Work required:
Write out the full listing again, exactly as it stands.

Records to use:
┌──

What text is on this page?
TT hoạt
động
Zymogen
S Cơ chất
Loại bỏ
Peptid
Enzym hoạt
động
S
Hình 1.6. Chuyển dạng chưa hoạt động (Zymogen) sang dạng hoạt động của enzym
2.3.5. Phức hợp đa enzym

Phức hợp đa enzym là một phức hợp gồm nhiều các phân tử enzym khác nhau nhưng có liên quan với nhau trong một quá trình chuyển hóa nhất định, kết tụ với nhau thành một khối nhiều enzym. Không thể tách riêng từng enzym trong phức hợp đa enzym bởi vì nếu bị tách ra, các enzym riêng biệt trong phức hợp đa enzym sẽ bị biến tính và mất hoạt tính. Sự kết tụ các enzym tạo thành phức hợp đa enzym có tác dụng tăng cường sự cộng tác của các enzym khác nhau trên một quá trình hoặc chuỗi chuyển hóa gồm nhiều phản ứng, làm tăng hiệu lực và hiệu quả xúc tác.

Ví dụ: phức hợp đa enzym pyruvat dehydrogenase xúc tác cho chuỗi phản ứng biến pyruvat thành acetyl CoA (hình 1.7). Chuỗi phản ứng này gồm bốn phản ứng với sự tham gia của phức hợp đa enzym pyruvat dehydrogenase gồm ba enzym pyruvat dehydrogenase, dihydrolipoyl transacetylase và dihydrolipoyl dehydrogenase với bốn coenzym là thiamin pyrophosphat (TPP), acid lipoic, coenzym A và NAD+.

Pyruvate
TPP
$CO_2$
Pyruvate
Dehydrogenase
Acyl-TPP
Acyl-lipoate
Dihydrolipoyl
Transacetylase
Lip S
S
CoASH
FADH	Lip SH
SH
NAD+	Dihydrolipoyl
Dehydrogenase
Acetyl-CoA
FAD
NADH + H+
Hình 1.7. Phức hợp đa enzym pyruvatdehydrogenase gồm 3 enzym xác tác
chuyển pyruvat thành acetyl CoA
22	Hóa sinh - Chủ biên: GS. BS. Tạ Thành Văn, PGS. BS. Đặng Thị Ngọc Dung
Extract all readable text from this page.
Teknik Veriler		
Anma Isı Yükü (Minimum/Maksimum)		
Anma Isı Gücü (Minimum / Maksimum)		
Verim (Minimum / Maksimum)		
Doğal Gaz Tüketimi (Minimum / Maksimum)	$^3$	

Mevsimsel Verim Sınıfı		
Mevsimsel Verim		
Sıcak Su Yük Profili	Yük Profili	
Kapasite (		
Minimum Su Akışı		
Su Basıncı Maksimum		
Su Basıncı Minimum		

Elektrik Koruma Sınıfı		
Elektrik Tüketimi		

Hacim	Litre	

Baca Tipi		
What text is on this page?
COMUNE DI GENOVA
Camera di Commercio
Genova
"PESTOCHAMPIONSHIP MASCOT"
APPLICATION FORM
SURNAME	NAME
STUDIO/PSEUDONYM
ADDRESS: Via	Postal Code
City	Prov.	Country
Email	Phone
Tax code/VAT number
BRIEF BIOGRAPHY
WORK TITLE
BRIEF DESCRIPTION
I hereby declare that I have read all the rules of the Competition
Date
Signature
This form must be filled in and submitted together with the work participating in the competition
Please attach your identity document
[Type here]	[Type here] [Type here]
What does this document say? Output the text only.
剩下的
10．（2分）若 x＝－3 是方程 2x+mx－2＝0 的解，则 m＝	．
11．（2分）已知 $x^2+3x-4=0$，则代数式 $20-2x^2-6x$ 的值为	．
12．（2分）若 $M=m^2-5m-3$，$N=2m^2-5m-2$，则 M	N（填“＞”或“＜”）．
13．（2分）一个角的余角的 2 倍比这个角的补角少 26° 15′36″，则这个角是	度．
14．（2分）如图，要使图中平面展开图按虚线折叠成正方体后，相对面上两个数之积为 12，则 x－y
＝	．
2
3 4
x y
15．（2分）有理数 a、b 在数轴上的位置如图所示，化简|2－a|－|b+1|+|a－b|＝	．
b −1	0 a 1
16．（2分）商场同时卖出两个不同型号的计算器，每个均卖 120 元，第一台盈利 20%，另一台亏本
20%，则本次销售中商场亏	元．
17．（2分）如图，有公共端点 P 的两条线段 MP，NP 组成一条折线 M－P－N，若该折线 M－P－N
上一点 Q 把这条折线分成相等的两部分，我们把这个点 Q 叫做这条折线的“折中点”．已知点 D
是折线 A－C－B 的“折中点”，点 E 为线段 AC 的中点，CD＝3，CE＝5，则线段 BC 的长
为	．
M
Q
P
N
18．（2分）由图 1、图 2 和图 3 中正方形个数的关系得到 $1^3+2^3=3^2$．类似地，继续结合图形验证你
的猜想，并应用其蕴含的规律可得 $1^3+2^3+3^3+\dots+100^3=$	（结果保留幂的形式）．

└──

Task result:
What text is on this page?
TT hoạt
động
Zymogen
S Cơ chất
Loại bỏ
Peptid
Enzym hoạt
động
S
Hình 1.6. Chuyển dạng chưa hoạt động (Zymogen) sang dạng hoạt động của enzym
2.3.5. Phức hợp đa enzym

Phức hợp đa enzym là một phức hợp gồm nhiều các phân tử enzym khác nhau nhưng có liên quan với nhau trong một quá trình chuyển hóa nhất định, kết tụ với nhau thành một khối nhiều enzym. Không thể tách riêng từng enzym trong phức hợp đa enzym bởi vì nếu bị tách ra, các enzym riêng biệt trong phức hợp đa enzym sẽ bị biến tính và mất hoạt tính. Sự kết tụ các enzym tạo thành phức hợp đa enzym có tác dụng tăng cường sự cộng tác của các enzym khác nhau trên một quá trình hoặc chuỗi chuyển hóa gồm nhiều phản ứng, làm tăng hiệu lực và hiệu quả xúc tác.

Ví dụ: phức hợp đa enzym pyruvat dehydrogenase xúc tác cho chuỗi phản ứng biến pyruvat thành acetyl CoA (hình 1.7). Chuỗi phản ứng này gồm bốn phản ứng với sự tham gia của phức hợp đa enzym pyruvat dehydrogenase gồm ba enzym pyruvat dehydrogenase, dihydrolipoyl transacetylase và dihydrolipoyl dehydrogenase với bốn coenzym là thiamin pyrophosphat (TPP), acid lipoic, coenzym A và NAD+.

Pyruvate
TPP
$CO_2$
Pyruvate
Dehydrogenase
Acyl-TPP
Acyl-lipoate
Dihydrolipoyl
Transacetylase
Lip S
S
CoASH
FADH	Lip SH
SH
NAD+	Dihydrolipoyl
Dehydrogenase
Acetyl-CoA
FAD
NADH + H+
Hình 1.7. Phức hợp đa enzym pyruvatdehydrogenase gồm 3 enzym xác tác
chuyển pyruvat thành acetyl CoA
22	Hóa sinh - Chủ biên: GS. BS. Tạ Thành Văn, PGS. BS. Đặng Thị Ngọc Dung
Extract all readable text from this page.
Teknik Veriler		
Anma Isı Yükü (Minimum/Maksimum)		
Anma Isı Gücü (Minimum / Maksimum)		
Verim (Minimum / Maksimum)		
Doğal Gaz Tüketimi (Minimum / Maksimum)	$^3$	

Mevsimsel Verim Sınıfı		
Mevsimsel Verim		
Sıcak Su Yük Profili	Yük Profili	
Kapasite (		
Minimum Su Akışı		
Su Basıncı Maksimum		
Su Basıncı Minimum		

Elektrik Koruma Sınıfı		
Elektrik Tüketimi		

Hacim	Litre	

Baca Tipi		
What text is on this page?
COMUNE DI GENOVA
Camera di Commercio
Genova
"PESTOCHAMPIONSHIP MASCOT"
APPLICATION FORM
SURNAME	NAME
STUDIO/PSEUDONYM
ADDRESS: Via	Postal Code
City	Prov.	Country
Email	Phone
Tax code/VAT number
BRIEF BIOGRAPHY
WORK TITLE
BRIEF DESCRIPTION
I hereby declare that I have read all the rules of the Competition
Date
Signature
This form must be filled in and submitted together with the work participating in the competition
Please attach your identity document
[Type here]	[Type here] [Type here]
What does this document say? Output the text only.
剩下的
10．（2分）若 x＝－3 是方程 2x+mx－2＝0 的解，则 m＝	．
11．（2分）已知 $x^2+3x-4=0$，则代数式 $20-2x^2-6x$ 的值为	．
12．（2分）若 $M=m^2-5m-3$，$N=2m^2-5m-2$，则 M	N（填“＞”或“＜”）．
13．（2分）一个角的余角的 2 倍比这个角的补角少 26° 15′36″，则这个角是	度．
14．（2分）如图，要使图中平面展开图按虚线折叠成正方体后，相对面上两个数之积为 12，则 x－y
＝	．
2
3 4
x y
15．（2分）有理数 a、b 在数轴上的位置如图所示，化简|2－a|－|b+1|+|a－b|＝	．
b −1	0 a 1
16．（2分）商场同时卖出两个不同型号的计算器，每个均卖 120 元，第一台盈利 20%，另一台亏本
20%，则本次销售中商场亏	元．
17．（2分）如图，有公共端点 P 的两条线段 MP，NP 组成一条折线 M－P－N，若该折线 M－P－N
上一点 Q 把这条折线分成相等的两部分，我们把这个点 Q 叫做这条折线的“折中点”．已知点 D
是折线 A－C－B 的“折中点”，点 E 为线段 AC 的中点，CD＝3，CE＝5，则线段 BC 的长
为	．
M
Q
P
N
18．（2分）由图 1、图 2 和图 3 中正方形个数的关系得到 $1^3+2^3=3^2$．类似地，继续结合图形验证你
的猜想，并应用其蕴含的规律可得 $1^3+2^3+3^3+\dots+100^3=$	（结果保留幂的形式）．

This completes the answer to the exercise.